**Exercise requirements**
Show every line of the records below that contains the word "electricity".

-------------------------

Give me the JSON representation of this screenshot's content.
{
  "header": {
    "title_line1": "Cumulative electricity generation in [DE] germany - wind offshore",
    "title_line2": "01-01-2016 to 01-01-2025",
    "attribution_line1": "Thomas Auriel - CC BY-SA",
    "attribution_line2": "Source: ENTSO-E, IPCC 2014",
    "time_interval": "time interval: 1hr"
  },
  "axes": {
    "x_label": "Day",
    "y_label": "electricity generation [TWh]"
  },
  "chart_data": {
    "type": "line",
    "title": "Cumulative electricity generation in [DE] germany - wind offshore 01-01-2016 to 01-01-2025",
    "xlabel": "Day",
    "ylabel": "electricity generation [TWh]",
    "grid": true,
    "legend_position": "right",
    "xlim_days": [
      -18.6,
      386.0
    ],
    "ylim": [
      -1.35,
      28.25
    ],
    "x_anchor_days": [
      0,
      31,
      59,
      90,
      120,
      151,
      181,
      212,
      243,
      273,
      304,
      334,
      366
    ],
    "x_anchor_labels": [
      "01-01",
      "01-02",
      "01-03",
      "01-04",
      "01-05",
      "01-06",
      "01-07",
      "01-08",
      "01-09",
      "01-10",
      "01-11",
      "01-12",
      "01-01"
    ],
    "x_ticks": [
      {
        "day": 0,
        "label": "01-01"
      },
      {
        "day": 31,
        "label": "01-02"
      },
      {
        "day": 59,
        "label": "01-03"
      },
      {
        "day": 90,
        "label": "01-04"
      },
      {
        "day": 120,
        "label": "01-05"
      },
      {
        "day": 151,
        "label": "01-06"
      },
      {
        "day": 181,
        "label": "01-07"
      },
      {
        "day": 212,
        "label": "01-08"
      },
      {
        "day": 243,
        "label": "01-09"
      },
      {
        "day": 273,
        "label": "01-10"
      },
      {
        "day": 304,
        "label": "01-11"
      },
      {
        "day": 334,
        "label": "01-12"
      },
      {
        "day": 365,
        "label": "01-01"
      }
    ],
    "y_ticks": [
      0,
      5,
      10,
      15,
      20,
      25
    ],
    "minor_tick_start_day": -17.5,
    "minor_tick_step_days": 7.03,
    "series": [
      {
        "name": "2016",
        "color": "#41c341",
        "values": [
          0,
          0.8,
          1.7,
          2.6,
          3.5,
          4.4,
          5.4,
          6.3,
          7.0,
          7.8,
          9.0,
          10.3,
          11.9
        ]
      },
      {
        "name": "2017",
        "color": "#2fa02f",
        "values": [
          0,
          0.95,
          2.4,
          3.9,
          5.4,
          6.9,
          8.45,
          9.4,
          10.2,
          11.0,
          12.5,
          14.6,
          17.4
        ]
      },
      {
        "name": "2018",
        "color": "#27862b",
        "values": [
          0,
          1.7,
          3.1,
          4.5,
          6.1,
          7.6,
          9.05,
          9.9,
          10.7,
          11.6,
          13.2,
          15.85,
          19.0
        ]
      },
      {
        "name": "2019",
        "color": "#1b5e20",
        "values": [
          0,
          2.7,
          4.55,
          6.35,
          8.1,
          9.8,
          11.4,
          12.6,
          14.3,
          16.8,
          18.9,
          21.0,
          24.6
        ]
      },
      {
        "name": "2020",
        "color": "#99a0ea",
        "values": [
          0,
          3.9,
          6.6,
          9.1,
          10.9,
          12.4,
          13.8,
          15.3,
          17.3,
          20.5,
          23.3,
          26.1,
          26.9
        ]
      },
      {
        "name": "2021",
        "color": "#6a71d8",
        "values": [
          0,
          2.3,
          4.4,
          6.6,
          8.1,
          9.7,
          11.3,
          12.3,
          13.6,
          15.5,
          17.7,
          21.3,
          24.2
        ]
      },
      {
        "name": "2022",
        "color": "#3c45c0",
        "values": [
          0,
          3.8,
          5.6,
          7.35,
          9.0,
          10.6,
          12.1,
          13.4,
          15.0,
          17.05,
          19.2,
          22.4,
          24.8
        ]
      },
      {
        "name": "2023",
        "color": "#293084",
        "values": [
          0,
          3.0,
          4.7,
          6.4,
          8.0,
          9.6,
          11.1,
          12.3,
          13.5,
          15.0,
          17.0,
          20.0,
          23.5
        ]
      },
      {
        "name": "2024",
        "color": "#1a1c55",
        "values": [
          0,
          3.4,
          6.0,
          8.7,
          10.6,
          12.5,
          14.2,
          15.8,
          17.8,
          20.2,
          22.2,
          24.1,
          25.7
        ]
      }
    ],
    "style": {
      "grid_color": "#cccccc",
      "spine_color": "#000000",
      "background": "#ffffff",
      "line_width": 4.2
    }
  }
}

-------------------------

**Correct response**
    "title_line1": "Cumulative electricity generation in [DE] germany - wind offshore",
    "y_label": "electricity generation [TWh]"
    "title": "Cumulative electricity generation in [DE] germany - wind offshore 01-01-2016 to 01-01-2025",
    "ylabel": "electricity generation [TWh]",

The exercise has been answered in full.